[Stored data entries]
-- Begin --

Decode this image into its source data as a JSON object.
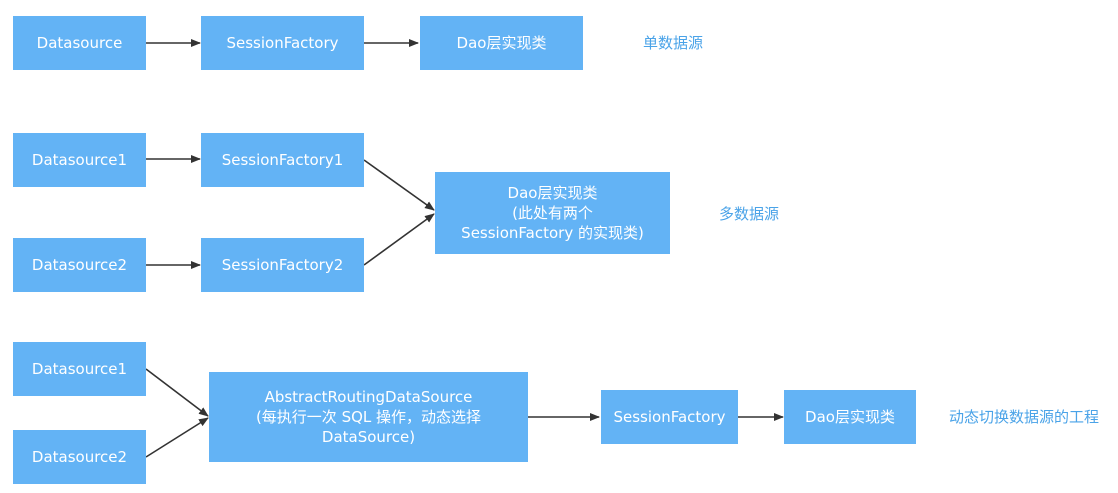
{
  "colors": {
    "node_fill": "#63b3f5",
    "node_text": "#ffffff",
    "caption": "#4aa3e8",
    "edge": "#333333"
  },
  "row1": {
    "datasource": "Datasource",
    "session_factory": "SessionFactory",
    "dao": "Dao层实现类",
    "caption": "单数据源"
  },
  "row2": {
    "datasource1": "Datasource1",
    "datasource2": "Datasource2",
    "session_factory1": "SessionFactory1",
    "session_factory2": "SessionFactory2",
    "dao": {
      "line1": "Dao层实现类",
      "line2": "(此处有两个",
      "line3": "SessionFactory 的实现类)"
    },
    "caption": "多数据源"
  },
  "row3": {
    "datasource1": "Datasource1",
    "datasource2": "Datasource2",
    "routing": {
      "line1": "AbstractRoutingDataSource",
      "line2": "(每执行一次 SQL 操作，动态选择",
      "line3": "DataSource)"
    },
    "session_factory": "SessionFactory",
    "dao": "Dao层实现类",
    "caption": "动态切换数据源的工程"
  }
}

-- End --

Your task. Using the material above, retype each entry exactly and omit the pictures.

Worked answer.
Decode this image into its source data as a JSON object.
{
  "colors": {
    "node_fill": "#63b3f5",
    "node_text": "#ffffff",
    "caption": "#4aa3e8",
    "edge": "#333333"
  },
  "row1": {
    "datasource": "Datasource",
    "session_factory": "SessionFactory",
    "dao": "Dao层实现类",
    "caption": "单数据源"
  },
  "row2": {
    "datasource1": "Datasource1",
    "datasource2": "Datasource2",
    "session_factory1": "SessionFactory1",
    "session_factory2": "SessionFactory2",
    "dao": {
      "line1": "Dao层实现类",
      "line2": "(此处有两个",
      "line3": "SessionFactory 的实现类)"
    },
    "caption": "多数据源"
  },
  "row3": {
    "datasource1": "Datasource1",
    "datasource2": "Datasource2",
    "routing": {
      "line1": "AbstractRoutingDataSource",
      "line2": "(每执行一次 SQL 操作，动态选择",
      "line3": "DataSource)"
    },
    "session_factory": "SessionFactory",
    "dao": "Dao层实现类",
    "caption": "动态切换数据源的工程"
  }
}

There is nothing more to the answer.